▸ GIVEN EXERCISE
Return the listing below word for word.

+---+

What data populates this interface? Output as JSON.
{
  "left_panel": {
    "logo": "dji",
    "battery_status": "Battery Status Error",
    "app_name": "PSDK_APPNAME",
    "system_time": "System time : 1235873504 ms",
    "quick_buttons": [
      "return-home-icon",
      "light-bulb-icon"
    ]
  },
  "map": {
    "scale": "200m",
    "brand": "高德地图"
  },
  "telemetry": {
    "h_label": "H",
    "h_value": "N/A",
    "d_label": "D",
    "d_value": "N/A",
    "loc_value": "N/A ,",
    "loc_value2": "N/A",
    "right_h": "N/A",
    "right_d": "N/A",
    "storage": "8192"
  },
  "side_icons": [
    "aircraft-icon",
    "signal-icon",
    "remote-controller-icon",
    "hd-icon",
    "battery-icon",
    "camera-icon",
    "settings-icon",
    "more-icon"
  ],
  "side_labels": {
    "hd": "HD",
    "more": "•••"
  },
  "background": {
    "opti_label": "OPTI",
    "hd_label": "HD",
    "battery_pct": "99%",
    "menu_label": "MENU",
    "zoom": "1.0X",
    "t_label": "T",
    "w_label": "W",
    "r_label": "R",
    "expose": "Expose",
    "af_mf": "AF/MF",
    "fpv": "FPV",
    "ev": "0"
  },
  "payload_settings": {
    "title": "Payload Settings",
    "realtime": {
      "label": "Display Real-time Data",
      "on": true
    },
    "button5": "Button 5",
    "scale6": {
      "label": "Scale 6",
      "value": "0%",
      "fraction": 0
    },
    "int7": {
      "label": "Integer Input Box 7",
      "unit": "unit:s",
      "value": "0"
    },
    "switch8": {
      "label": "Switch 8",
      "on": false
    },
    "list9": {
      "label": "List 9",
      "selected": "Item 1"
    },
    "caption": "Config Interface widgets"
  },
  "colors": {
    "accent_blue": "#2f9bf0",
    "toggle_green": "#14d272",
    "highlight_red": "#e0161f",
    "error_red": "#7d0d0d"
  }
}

+---+

▸ THE RESULT
What data populates this interface? Output as JSON.
{
  "left_panel": {
    "logo": "dji",
    "battery_status": "Battery Status Error",
    "app_name": "PSDK_APPNAME",
    "system_time": "System time : 1235873504 ms",
    "quick_buttons": [
      "return-home-icon",
      "light-bulb-icon"
    ]
  },
  "map": {
    "scale": "200m",
    "brand": "高德地图"
  },
  "telemetry": {
    "h_label": "H",
    "h_value": "N/A",
    "d_label": "D",
    "d_value": "N/A",
    "loc_value": "N/A ,",
    "loc_value2": "N/A",
    "right_h": "N/A",
    "right_d": "N/A",
    "storage": "8192"
  },
  "side_icons": [
    "aircraft-icon",
    "signal-icon",
    "remote-controller-icon",
    "hd-icon",
    "battery-icon",
    "camera-icon",
    "settings-icon",
    "more-icon"
  ],
  "side_labels": {
    "hd": "HD",
    "more": "•••"
  },
  "background": {
    "opti_label": "OPTI",
    "hd_label": "HD",
    "battery_pct": "99%",
    "menu_label": "MENU",
    "zoom": "1.0X",
    "t_label": "T",
    "w_label": "W",
    "r_label": "R",
    "expose": "Expose",
    "af_mf": "AF/MF",
    "fpv": "FPV",
    "ev": "0"
  },
  "payload_settings": {
    "title": "Payload Settings",
    "realtime": {
      "label": "Display Real-time Data",
      "on": true
    },
    "button5": "Button 5",
    "scale6": {
      "label": "Scale 6",
      "value": "0%",
      "fraction": 0
    },
    "int7": {
      "label": "Integer Input Box 7",
      "unit": "unit:s",
      "value": "0"
    },
    "switch8": {
      "label": "Switch 8",
      "on": false
    },
    "list9": {
      "label": "List 9",
      "selected": "Item 1"
    },
    "caption": "Config Interface widgets"
  },
  "colors": {
    "accent_blue": "#2f9bf0",
    "toggle_green": "#14d272",
    "highlight_red": "#e0161f",
    "error_red": "#7d0d0d"
  }
}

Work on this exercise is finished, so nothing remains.